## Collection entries
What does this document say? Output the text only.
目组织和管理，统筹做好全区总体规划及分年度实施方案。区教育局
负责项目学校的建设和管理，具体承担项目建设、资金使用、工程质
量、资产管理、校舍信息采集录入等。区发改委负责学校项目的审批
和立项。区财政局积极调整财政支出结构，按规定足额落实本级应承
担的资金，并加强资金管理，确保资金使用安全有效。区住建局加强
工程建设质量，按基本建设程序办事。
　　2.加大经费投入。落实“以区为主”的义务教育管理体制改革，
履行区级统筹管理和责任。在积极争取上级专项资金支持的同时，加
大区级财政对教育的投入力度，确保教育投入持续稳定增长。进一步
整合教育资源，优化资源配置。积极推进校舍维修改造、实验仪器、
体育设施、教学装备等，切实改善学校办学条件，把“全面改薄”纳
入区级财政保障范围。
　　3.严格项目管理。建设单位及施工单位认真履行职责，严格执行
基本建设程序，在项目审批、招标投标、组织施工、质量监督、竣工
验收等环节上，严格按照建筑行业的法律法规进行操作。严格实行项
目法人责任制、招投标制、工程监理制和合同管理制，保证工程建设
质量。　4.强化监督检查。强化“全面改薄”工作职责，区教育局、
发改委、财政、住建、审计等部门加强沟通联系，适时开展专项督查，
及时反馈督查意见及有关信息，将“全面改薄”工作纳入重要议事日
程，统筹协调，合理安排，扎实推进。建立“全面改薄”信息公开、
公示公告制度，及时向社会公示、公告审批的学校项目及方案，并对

## GIVEN PROBLEM
Using the material above, print every entry exactly as written.

## COMPLETE OUTPUT
What does this document say? Output the text only.
目组织和管理，统筹做好全区总体规划及分年度实施方案。区教育局
负责项目学校的建设和管理，具体承担项目建设、资金使用、工程质
量、资产管理、校舍信息采集录入等。区发改委负责学校项目的审批
和立项。区财政局积极调整财政支出结构，按规定足额落实本级应承
担的资金，并加强资金管理，确保资金使用安全有效。区住建局加强
工程建设质量，按基本建设程序办事。
　　2.加大经费投入。落实“以区为主”的义务教育管理体制改革，
履行区级统筹管理和责任。在积极争取上级专项资金支持的同时，加
大区级财政对教育的投入力度，确保教育投入持续稳定增长。进一步
整合教育资源，优化资源配置。积极推进校舍维修改造、实验仪器、
体育设施、教学装备等，切实改善学校办学条件，把“全面改薄”纳
入区级财政保障范围。
　　3.严格项目管理。建设单位及施工单位认真履行职责，严格执行
基本建设程序，在项目审批、招标投标、组织施工、质量监督、竣工
验收等环节上，严格按照建筑行业的法律法规进行操作。严格实行项
目法人责任制、招投标制、工程监理制和合同管理制，保证工程建设
质量。　4.强化监督检查。强化“全面改薄”工作职责，区教育局、
发改委、财政、住建、审计等部门加强沟通联系，适时开展专项督查，
及时反馈督查意见及有关信息，将“全面改薄”工作纳入重要议事日
程，统筹协调，合理安排，扎实推进。建立“全面改薄”信息公开、
公示公告制度，及时向社会公示、公告审批的学校项目及方案，并对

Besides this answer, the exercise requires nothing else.